Goal
Below is a set of records; print all of them exactly as written.

Task data

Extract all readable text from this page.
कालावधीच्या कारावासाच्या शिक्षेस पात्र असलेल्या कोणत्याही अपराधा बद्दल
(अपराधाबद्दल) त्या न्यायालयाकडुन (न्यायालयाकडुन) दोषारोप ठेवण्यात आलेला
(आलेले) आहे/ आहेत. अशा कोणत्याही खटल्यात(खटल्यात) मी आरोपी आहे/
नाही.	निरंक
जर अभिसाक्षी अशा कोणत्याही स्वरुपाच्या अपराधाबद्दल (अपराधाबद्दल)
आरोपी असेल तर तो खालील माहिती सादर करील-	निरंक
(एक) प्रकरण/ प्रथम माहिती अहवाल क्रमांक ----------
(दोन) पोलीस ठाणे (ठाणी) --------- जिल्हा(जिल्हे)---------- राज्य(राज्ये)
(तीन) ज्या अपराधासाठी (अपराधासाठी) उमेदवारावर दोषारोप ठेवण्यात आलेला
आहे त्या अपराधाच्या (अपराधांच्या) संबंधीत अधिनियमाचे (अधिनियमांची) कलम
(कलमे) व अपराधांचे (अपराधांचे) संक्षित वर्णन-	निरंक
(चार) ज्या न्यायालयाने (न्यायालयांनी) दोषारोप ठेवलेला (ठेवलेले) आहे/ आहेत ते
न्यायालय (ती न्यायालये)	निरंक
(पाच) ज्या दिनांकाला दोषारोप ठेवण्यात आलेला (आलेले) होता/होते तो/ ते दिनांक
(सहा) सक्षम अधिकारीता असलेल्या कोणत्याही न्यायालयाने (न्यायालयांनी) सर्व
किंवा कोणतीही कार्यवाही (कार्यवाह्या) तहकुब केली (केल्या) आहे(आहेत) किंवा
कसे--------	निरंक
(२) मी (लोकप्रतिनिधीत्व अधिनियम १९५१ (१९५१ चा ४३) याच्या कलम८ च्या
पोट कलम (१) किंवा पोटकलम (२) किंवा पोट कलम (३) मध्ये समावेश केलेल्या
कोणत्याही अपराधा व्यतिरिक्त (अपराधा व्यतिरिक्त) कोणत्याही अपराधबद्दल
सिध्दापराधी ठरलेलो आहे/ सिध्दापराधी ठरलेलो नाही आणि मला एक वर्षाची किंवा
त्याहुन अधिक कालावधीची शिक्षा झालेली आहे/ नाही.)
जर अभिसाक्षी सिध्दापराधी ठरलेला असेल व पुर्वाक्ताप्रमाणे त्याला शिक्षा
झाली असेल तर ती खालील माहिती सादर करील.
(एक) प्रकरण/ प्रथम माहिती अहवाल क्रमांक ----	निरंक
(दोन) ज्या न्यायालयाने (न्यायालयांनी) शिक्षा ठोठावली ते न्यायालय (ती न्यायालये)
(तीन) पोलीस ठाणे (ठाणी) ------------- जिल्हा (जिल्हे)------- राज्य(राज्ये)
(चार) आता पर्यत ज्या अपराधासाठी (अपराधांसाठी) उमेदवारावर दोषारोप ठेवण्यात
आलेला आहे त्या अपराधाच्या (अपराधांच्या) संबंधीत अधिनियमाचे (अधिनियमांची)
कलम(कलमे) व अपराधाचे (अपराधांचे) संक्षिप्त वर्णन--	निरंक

The result
Extract all readable text from this page.
कालावधीच्या कारावासाच्या शिक्षेस पात्र असलेल्या कोणत्याही अपराधा बद्दल
(अपराधाबद्दल) त्या न्यायालयाकडुन (न्यायालयाकडुन) दोषारोप ठेवण्यात आलेला
(आलेले) आहे/ आहेत. अशा कोणत्याही खटल्यात(खटल्यात) मी आरोपी आहे/
नाही.	निरंक
जर अभिसाक्षी अशा कोणत्याही स्वरुपाच्या अपराधाबद्दल (अपराधाबद्दल)
आरोपी असेल तर तो खालील माहिती सादर करील-	निरंक
(एक) प्रकरण/ प्रथम माहिती अहवाल क्रमांक ----------
(दोन) पोलीस ठाणे (ठाणी) --------- जिल्हा(जिल्हे)---------- राज्य(राज्ये)
(तीन) ज्या अपराधासाठी (अपराधासाठी) उमेदवारावर दोषारोप ठेवण्यात आलेला
आहे त्या अपराधाच्या (अपराधांच्या) संबंधीत अधिनियमाचे (अधिनियमांची) कलम
(कलमे) व अपराधांचे (अपराधांचे) संक्षित वर्णन-	निरंक
(चार) ज्या न्यायालयाने (न्यायालयांनी) दोषारोप ठेवलेला (ठेवलेले) आहे/ आहेत ते
न्यायालय (ती न्यायालये)	निरंक
(पाच) ज्या दिनांकाला दोषारोप ठेवण्यात आलेला (आलेले) होता/होते तो/ ते दिनांक
(सहा) सक्षम अधिकारीता असलेल्या कोणत्याही न्यायालयाने (न्यायालयांनी) सर्व
किंवा कोणतीही कार्यवाही (कार्यवाह्या) तहकुब केली (केल्या) आहे(आहेत) किंवा
कसे--------	निरंक
(२) मी (लोकप्रतिनिधीत्व अधिनियम १९५१ (१९५१ चा ४३) याच्या कलम८ च्या
पोट कलम (१) किंवा पोटकलम (२) किंवा पोट कलम (३) मध्ये समावेश केलेल्या
कोणत्याही अपराधा व्यतिरिक्त (अपराधा व्यतिरिक्त) कोणत्याही अपराधबद्दल
सिध्दापराधी ठरलेलो आहे/ सिध्दापराधी ठरलेलो नाही आणि मला एक वर्षाची किंवा
त्याहुन अधिक कालावधीची शिक्षा झालेली आहे/ नाही.)
जर अभिसाक्षी सिध्दापराधी ठरलेला असेल व पुर्वाक्ताप्रमाणे त्याला शिक्षा
झाली असेल तर ती खालील माहिती सादर करील.
(एक) प्रकरण/ प्रथम माहिती अहवाल क्रमांक ----	निरंक
(दोन) ज्या न्यायालयाने (न्यायालयांनी) शिक्षा ठोठावली ते न्यायालय (ती न्यायालये)
(तीन) पोलीस ठाणे (ठाणी) ------------- जिल्हा (जिल्हे)------- राज्य(राज्ये)
(चार) आता पर्यत ज्या अपराधासाठी (अपराधांसाठी) उमेदवारावर दोषारोप ठेवण्यात
आलेला आहे त्या अपराधाच्या (अपराधांच्या) संबंधीत अधिनियमाचे (अधिनियमांची)
कलम(कलमे) व अपराधाचे (अपराधांचे) संक्षिप्त वर्णन--	निरंक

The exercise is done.